→ **Work required**:
In the following material, identify every line holding the string "Copy" and return it.

→ **Records for this task**:

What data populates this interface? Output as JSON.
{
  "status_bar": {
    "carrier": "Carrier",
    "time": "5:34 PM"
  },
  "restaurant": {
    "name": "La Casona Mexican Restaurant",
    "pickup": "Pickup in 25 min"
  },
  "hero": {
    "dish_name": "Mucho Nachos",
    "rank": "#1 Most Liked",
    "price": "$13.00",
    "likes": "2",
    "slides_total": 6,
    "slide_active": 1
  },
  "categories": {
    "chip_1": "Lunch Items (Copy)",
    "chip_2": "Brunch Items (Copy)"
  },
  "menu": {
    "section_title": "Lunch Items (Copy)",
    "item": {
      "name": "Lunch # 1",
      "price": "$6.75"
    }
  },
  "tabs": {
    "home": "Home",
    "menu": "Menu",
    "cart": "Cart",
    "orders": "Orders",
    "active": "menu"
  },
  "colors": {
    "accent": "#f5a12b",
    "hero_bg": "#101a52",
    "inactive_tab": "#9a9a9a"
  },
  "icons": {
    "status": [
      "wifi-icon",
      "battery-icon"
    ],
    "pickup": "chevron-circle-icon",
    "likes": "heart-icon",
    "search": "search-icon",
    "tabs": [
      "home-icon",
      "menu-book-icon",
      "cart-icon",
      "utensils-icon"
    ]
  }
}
* * *
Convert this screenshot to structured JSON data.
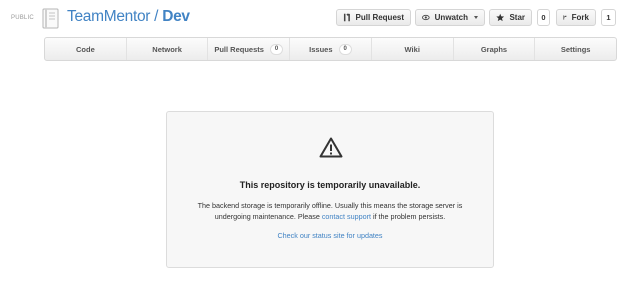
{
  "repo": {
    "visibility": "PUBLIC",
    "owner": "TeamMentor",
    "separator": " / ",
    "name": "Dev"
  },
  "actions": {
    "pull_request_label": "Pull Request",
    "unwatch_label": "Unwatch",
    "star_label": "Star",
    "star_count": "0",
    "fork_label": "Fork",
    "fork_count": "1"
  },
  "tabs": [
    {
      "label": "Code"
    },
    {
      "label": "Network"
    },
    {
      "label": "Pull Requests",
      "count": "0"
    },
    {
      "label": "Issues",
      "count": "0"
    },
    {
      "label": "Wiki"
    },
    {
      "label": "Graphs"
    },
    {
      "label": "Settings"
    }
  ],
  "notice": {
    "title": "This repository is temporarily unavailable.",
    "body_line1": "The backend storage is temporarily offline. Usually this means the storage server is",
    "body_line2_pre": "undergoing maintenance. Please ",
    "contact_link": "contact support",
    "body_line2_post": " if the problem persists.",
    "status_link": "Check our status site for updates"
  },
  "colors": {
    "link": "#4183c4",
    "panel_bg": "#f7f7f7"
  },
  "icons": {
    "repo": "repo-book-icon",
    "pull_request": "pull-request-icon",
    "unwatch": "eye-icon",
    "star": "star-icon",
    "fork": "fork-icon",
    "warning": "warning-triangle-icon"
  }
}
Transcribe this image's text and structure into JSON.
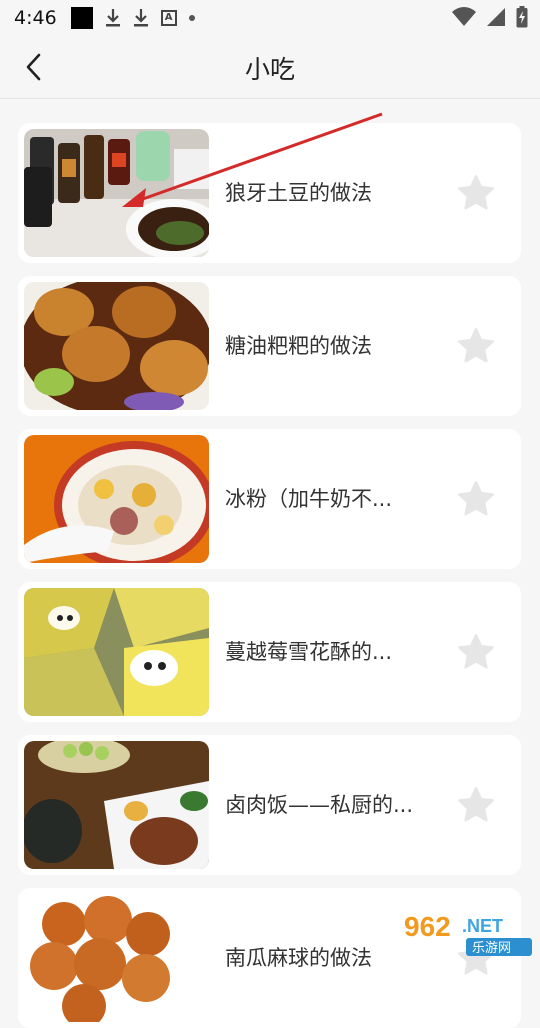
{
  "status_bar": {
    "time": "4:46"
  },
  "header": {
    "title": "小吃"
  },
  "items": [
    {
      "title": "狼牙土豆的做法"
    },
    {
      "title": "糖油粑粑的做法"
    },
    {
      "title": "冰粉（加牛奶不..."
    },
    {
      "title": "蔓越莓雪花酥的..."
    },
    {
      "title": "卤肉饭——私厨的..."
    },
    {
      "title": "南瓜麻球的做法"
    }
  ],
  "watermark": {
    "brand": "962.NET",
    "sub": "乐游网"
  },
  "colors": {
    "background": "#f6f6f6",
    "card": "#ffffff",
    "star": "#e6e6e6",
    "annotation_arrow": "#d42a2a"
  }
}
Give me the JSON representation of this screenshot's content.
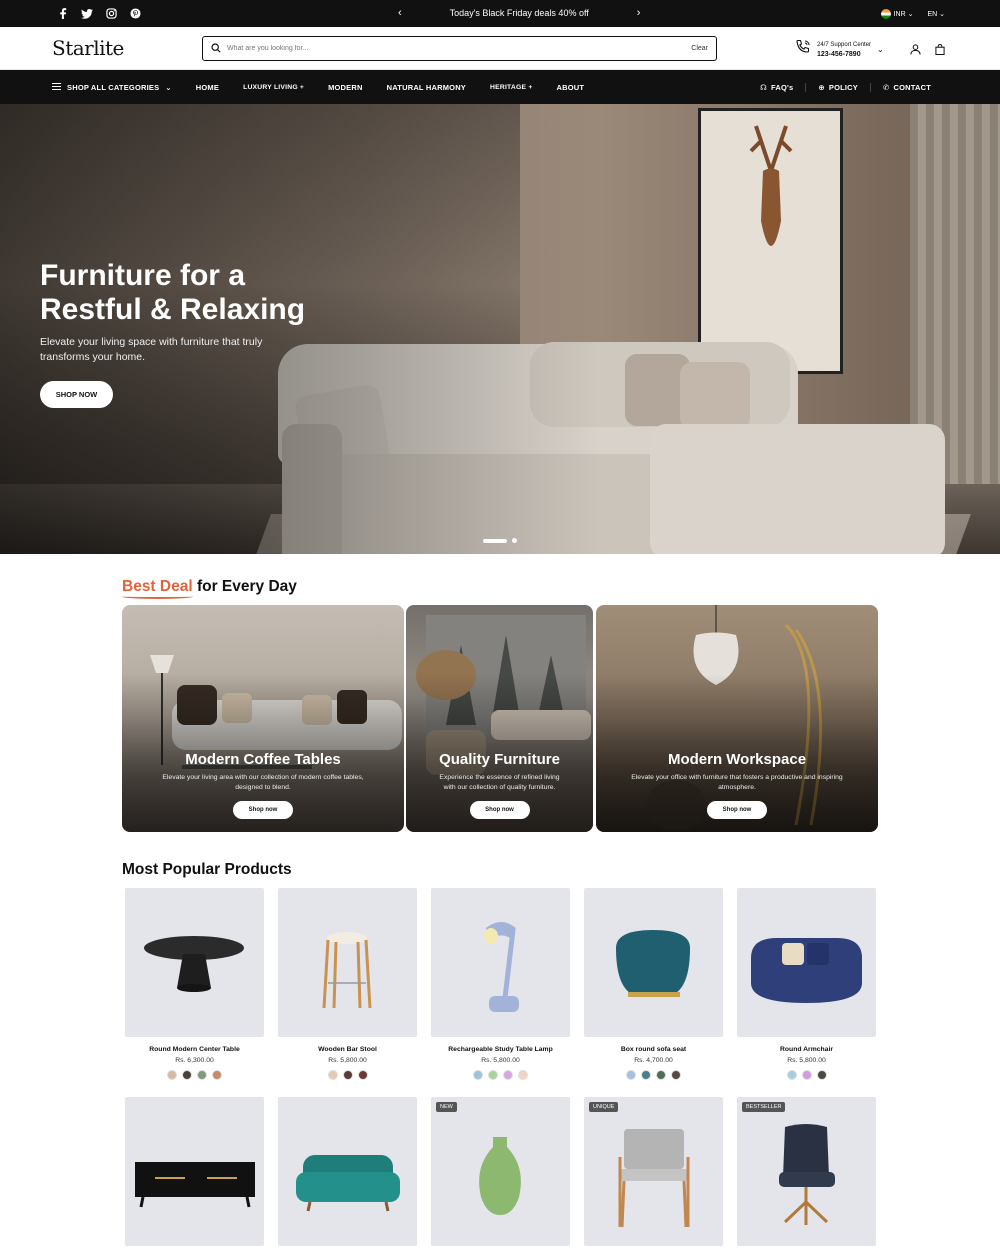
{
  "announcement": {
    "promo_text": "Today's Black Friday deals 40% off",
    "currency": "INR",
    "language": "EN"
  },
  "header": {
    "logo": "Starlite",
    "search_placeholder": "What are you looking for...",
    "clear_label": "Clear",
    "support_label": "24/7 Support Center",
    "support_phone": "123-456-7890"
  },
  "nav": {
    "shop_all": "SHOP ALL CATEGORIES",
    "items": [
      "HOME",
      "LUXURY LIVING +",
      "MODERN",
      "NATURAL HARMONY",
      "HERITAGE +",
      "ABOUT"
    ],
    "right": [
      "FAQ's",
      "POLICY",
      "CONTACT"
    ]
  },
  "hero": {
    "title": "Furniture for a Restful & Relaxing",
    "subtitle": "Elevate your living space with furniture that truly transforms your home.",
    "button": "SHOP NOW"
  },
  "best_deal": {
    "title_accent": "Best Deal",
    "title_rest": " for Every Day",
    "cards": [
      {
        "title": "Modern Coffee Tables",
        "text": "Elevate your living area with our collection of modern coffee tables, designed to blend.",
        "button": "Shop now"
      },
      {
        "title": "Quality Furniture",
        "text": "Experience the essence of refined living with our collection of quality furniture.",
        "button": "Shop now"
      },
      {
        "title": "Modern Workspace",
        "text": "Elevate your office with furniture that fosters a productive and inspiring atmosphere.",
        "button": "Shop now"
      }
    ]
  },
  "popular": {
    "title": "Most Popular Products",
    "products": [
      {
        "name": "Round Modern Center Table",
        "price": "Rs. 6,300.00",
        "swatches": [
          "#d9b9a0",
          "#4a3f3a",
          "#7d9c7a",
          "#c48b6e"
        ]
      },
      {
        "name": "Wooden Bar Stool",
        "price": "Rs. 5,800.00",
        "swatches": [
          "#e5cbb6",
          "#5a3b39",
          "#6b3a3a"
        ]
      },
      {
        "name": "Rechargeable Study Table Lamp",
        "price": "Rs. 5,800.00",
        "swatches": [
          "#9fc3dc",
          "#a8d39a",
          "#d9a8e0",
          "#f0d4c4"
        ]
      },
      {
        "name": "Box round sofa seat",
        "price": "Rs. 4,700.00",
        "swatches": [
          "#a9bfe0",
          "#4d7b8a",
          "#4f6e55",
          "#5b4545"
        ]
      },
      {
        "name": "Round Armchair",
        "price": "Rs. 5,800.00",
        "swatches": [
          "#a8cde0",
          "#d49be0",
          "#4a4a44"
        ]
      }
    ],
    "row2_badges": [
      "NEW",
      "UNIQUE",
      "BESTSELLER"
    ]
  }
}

→ **Correct result**:
    "chip_1": "Lunch Items (Copy)",
    "chip_2": "Brunch Items (Copy)"
    "section_title": "Lunch Items (Copy)",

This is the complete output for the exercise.